[Stored data entries]
↓

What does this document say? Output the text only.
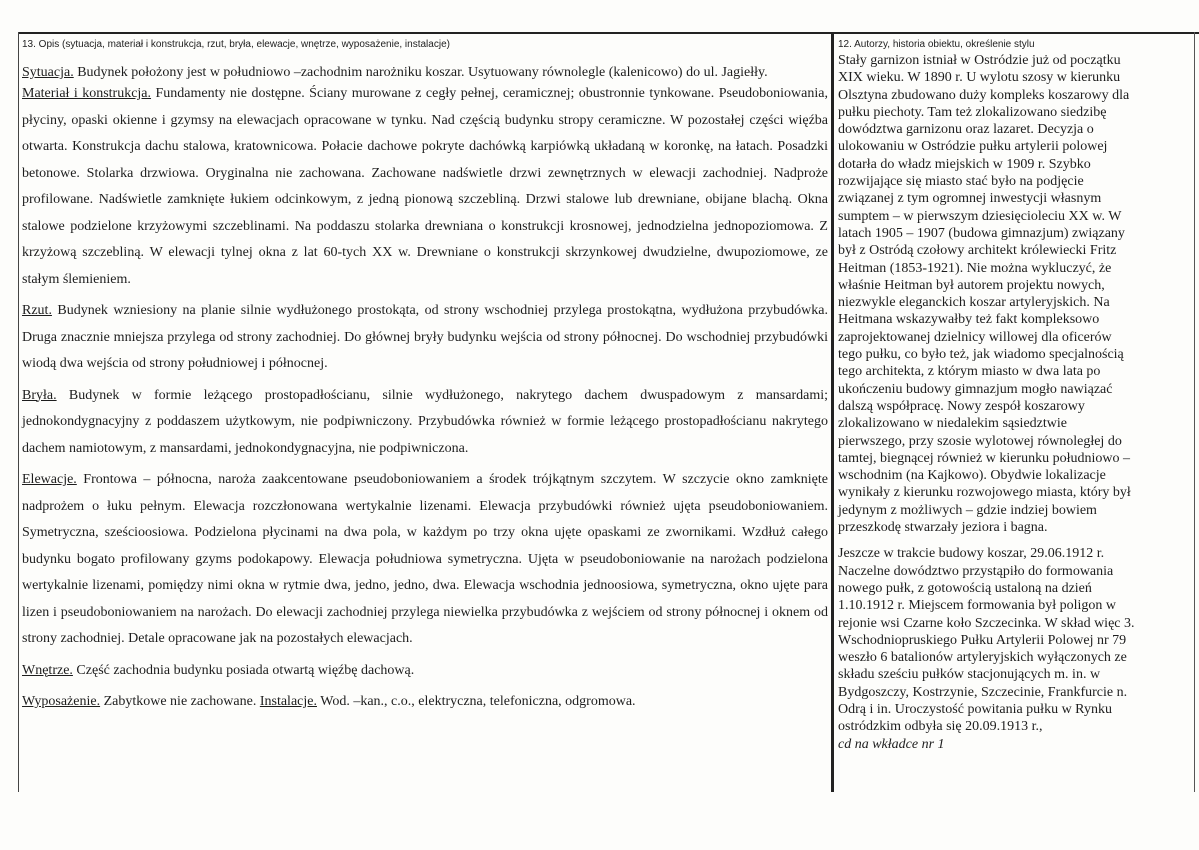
13. Opis (sytuacja, materiał i konstrukcja, rzut, bryła, elewacje, wnętrze, wyposażenie, instalacje)	12. Autorzy, historia obiektu, określenie stylu

Sytuacja. Budynek położony jest w południowo –zachodnim narożniku koszar. Usytuowany równolegle (kalenicowo) do ul. Jagiełły.

Materiał i konstrukcja. Fundamenty nie dostępne. Ściany murowane z cegły pełnej, ceramicznej; obustronnie tynkowane. Pseudoboniowania, płyciny, opaski okienne i gzymsy na elewacjach opracowane w tynku. Nad częścią budynku stropy ceramiczne. W pozostałej części więźba otwarta. Konstrukcja dachu stalowa, kratownicowa. Połacie dachowe pokryte dachówką karpiówką układaną w koronkę, na łatach. Posadzki betonowe. Stolarka drzwiowa. Oryginalna nie zachowana. Zachowane nadświetle drzwi zewnętrznych w elewacji zachodniej. Nadproże profilowane. Nadświetle zamknięte łukiem odcinkowym, z jedną pionową szczebliną. Drzwi stalowe lub drewniane, obijane blachą. Okna stalowe podzielone krzyżowymi szczeblinami. Na poddaszu stolarka drewniana o konstrukcji krosnowej, jednodzielna jednopoziomowa. Z krzyżową szczebliną. W elewacji tylnej okna z lat 60-tych XX w. Drewniane o konstrukcji skrzynkowej dwudzielne, dwupoziomowe, ze stałym ślemieniem.

Rzut. Budynek wzniesiony na planie silnie wydłużonego prostokąta, od strony wschodniej przylega prostokątna, wydłużona przybudówka. Druga znacznie mniejsza przylega od strony zachodniej. Do głównej bryły budynku wejścia od strony północnej. Do wschodniej przybudówki wiodą dwa wejścia od strony południowej i północnej.

Bryła. Budynek w formie leżącego prostopadłościanu, silnie wydłużonego, nakrytego dachem dwuspadowym z mansardami; jednokondygnacyjny z poddaszem użytkowym, nie podpiwniczony. Przybudówka również w formie leżącego prostopadłościanu nakrytego dachem namiotowym, z mansardami, jednokondygnacyjna, nie podpiwniczona.

Elewacje. Frontowa – północna, naroża zaakcentowane pseudoboniowaniem a środek trójkątnym szczytem. W szczycie okno zamknięte nadprożem o łuku pełnym. Elewacja rozczłonowana wertykalnie lizenami. Elewacja przybudówki również ujęta pseudoboniowaniem. Symetryczna, sześcioosiowa. Podzielona płycinami na dwa pola, w każdym po trzy okna ujęte opaskami ze zwornikami. Wzdłuż całego budynku bogato profilowany gzyms podokapowy. Elewacja południowa symetryczna. Ujęta w pseudoboniowanie na narożach podzielona wertykalnie lizenami, pomiędzy nimi okna w rytmie dwa, jedno, jedno, dwa. Elewacja wschodnia jednoosiowa, symetryczna, okno ujęte para lizen i pseudoboniowaniem na narożach. Do elewacji zachodniej przylega niewielka przybudówka z wejściem od strony północnej i oknem od strony zachodniej. Detale opracowane jak na pozostałych elewacjach.

Wnętrze. Część zachodnia budynku posiada otwartą więźbę dachową.

Wyposażenie. Zabytkowe nie zachowane. Instalacje. Wod. –kan., c.o., elektryczna, telefoniczna, odgromowa.

Stały garnizon istniał w Ostródzie już od początku

XIX wieku. W 1890 r. U wylotu szosy w kierunku

Olsztyna zbudowano duży kompleks koszarowy dla

pułku piechoty. Tam też zlokalizowano siedzibę

dowództwa garnizonu oraz lazaret. Decyzja o

ulokowaniu w Ostródzie pułku artylerii polowej

dotarła do władz miejskich w 1909 r. Szybko

rozwijające się miasto stać było na podjęcie

związanej z tym ogromnej inwestycji własnym

sumptem – w pierwszym dziesięcioleciu XX w. W

latach 1905 – 1907 (budowa gimnazjum) związany

był z Ostródą czołowy architekt królewiecki Fritz

Heitman (1853-1921). Nie można wykluczyć, że

właśnie Heitman był autorem projektu nowych,

niezwykle eleganckich koszar artyleryjskich. Na

Heitmana wskazywałby też fakt kompleksowo

zaprojektowanej dzielnicy willowej dla oficerów

tego pułku, co było też, jak wiadomo specjalnością

tego architekta, z którym miasto w dwa lata po

ukończeniu budowy gimnazjum mogło nawiązać

dalszą współpracę. Nowy zespół koszarowy

zlokalizowano w niedalekim sąsiedztwie

pierwszego, przy szosie wylotowej równoległej do

tamtej, biegnącej również w kierunku południowo –

wschodnim (na Kajkowo). Obydwie lokalizacje

wynikały z kierunku rozwojowego miasta, który był

jedynym z możliwych – gdzie indziej bowiem

przeszkodę stwarzały jeziora i bagna.

Jeszcze w trakcie budowy koszar, 29.06.1912 r.

Naczelne dowództwo przystąpiło do formowania

nowego pułk, z gotowością ustaloną na dzień

1.10.1912 r. Miejscem formowania był poligon w

rejonie wsi Czarne koło Szczecinka. W skład więc 3.

Wschodniopruskiego Pułku Artylerii Polowej nr 79

weszło 6 batalionów artyleryjskich wyłączonych ze

składu sześciu pułków stacjonujących m. in. w

Bydgoszczy, Kostrzynie, Szczecinie, Frankfurcie n.

Odrą i in. Uroczystość powitania pułku w Rynku

ostródzkim odbyła się 20.09.1913 r.,

cd na wkładce nr 1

↑

Exercise directions -> Return every line of the records exactly as given, pictures excluded.

Problem solution ->
What does this document say? Output the text only.
13. Opis (sytuacja, materiał i konstrukcja, rzut, bryła, elewacje, wnętrze, wyposażenie, instalacje)	12. Autorzy, historia obiektu, określenie stylu

Sytuacja. Budynek położony jest w południowo –zachodnim narożniku koszar. Usytuowany równolegle (kalenicowo) do ul. Jagiełły.

Materiał i konstrukcja. Fundamenty nie dostępne. Ściany murowane z cegły pełnej, ceramicznej; obustronnie tynkowane. Pseudoboniowania, płyciny, opaski okienne i gzymsy na elewacjach opracowane w tynku. Nad częścią budynku stropy ceramiczne. W pozostałej części więźba otwarta. Konstrukcja dachu stalowa, kratownicowa. Połacie dachowe pokryte dachówką karpiówką układaną w koronkę, na łatach. Posadzki betonowe. Stolarka drzwiowa. Oryginalna nie zachowana. Zachowane nadświetle drzwi zewnętrznych w elewacji zachodniej. Nadproże profilowane. Nadświetle zamknięte łukiem odcinkowym, z jedną pionową szczebliną. Drzwi stalowe lub drewniane, obijane blachą. Okna stalowe podzielone krzyżowymi szczeblinami. Na poddaszu stolarka drewniana o konstrukcji krosnowej, jednodzielna jednopoziomowa. Z krzyżową szczebliną. W elewacji tylnej okna z lat 60-tych XX w. Drewniane o konstrukcji skrzynkowej dwudzielne, dwupoziomowe, ze stałym ślemieniem.

Rzut. Budynek wzniesiony na planie silnie wydłużonego prostokąta, od strony wschodniej przylega prostokątna, wydłużona przybudówka. Druga znacznie mniejsza przylega od strony zachodniej. Do głównej bryły budynku wejścia od strony północnej. Do wschodniej przybudówki wiodą dwa wejścia od strony południowej i północnej.

Bryła. Budynek w formie leżącego prostopadłościanu, silnie wydłużonego, nakrytego dachem dwuspadowym z mansardami; jednokondygnacyjny z poddaszem użytkowym, nie podpiwniczony. Przybudówka również w formie leżącego prostopadłościanu nakrytego dachem namiotowym, z mansardami, jednokondygnacyjna, nie podpiwniczona.

Elewacje. Frontowa – północna, naroża zaakcentowane pseudoboniowaniem a środek trójkątnym szczytem. W szczycie okno zamknięte nadprożem o łuku pełnym. Elewacja rozczłonowana wertykalnie lizenami. Elewacja przybudówki również ujęta pseudoboniowaniem. Symetryczna, sześcioosiowa. Podzielona płycinami na dwa pola, w każdym po trzy okna ujęte opaskami ze zwornikami. Wzdłuż całego budynku bogato profilowany gzyms podokapowy. Elewacja południowa symetryczna. Ujęta w pseudoboniowanie na narożach podzielona wertykalnie lizenami, pomiędzy nimi okna w rytmie dwa, jedno, jedno, dwa. Elewacja wschodnia jednoosiowa, symetryczna, okno ujęte para lizen i pseudoboniowaniem na narożach. Do elewacji zachodniej przylega niewielka przybudówka z wejściem od strony północnej i oknem od strony zachodniej. Detale opracowane jak na pozostałych elewacjach.

Wnętrze. Część zachodnia budynku posiada otwartą więźbę dachową.

Wyposażenie. Zabytkowe nie zachowane. Instalacje. Wod. –kan., c.o., elektryczna, telefoniczna, odgromowa.

Stały garnizon istniał w Ostródzie już od początku

XIX wieku. W 1890 r. U wylotu szosy w kierunku

Olsztyna zbudowano duży kompleks koszarowy dla

pułku piechoty. Tam też zlokalizowano siedzibę

dowództwa garnizonu oraz lazaret. Decyzja o

ulokowaniu w Ostródzie pułku artylerii polowej

dotarła do władz miejskich w 1909 r. Szybko

rozwijające się miasto stać było na podjęcie

związanej z tym ogromnej inwestycji własnym

sumptem – w pierwszym dziesięcioleciu XX w. W

latach 1905 – 1907 (budowa gimnazjum) związany

był z Ostródą czołowy architekt królewiecki Fritz

Heitman (1853-1921). Nie można wykluczyć, że

właśnie Heitman był autorem projektu nowych,

niezwykle eleganckich koszar artyleryjskich. Na

Heitmana wskazywałby też fakt kompleksowo

zaprojektowanej dzielnicy willowej dla oficerów

tego pułku, co było też, jak wiadomo specjalnością

tego architekta, z którym miasto w dwa lata po

ukończeniu budowy gimnazjum mogło nawiązać

dalszą współpracę. Nowy zespół koszarowy

zlokalizowano w niedalekim sąsiedztwie

pierwszego, przy szosie wylotowej równoległej do

tamtej, biegnącej również w kierunku południowo –

wschodnim (na Kajkowo). Obydwie lokalizacje

wynikały z kierunku rozwojowego miasta, który był

jedynym z możliwych – gdzie indziej bowiem

przeszkodę stwarzały jeziora i bagna.

Jeszcze w trakcie budowy koszar, 29.06.1912 r.

Naczelne dowództwo przystąpiło do formowania

nowego pułk, z gotowością ustaloną na dzień

1.10.1912 r. Miejscem formowania był poligon w

rejonie wsi Czarne koło Szczecinka. W skład więc 3.

Wschodniopruskiego Pułku Artylerii Polowej nr 79

weszło 6 batalionów artyleryjskich wyłączonych ze

składu sześciu pułków stacjonujących m. in. w

Bydgoszczy, Kostrzynie, Szczecinie, Frankfurcie n.

Odrą i in. Uroczystość powitania pułku w Rynku

ostródzkim odbyła się 20.09.1913 r.,

cd na wkładce nr 1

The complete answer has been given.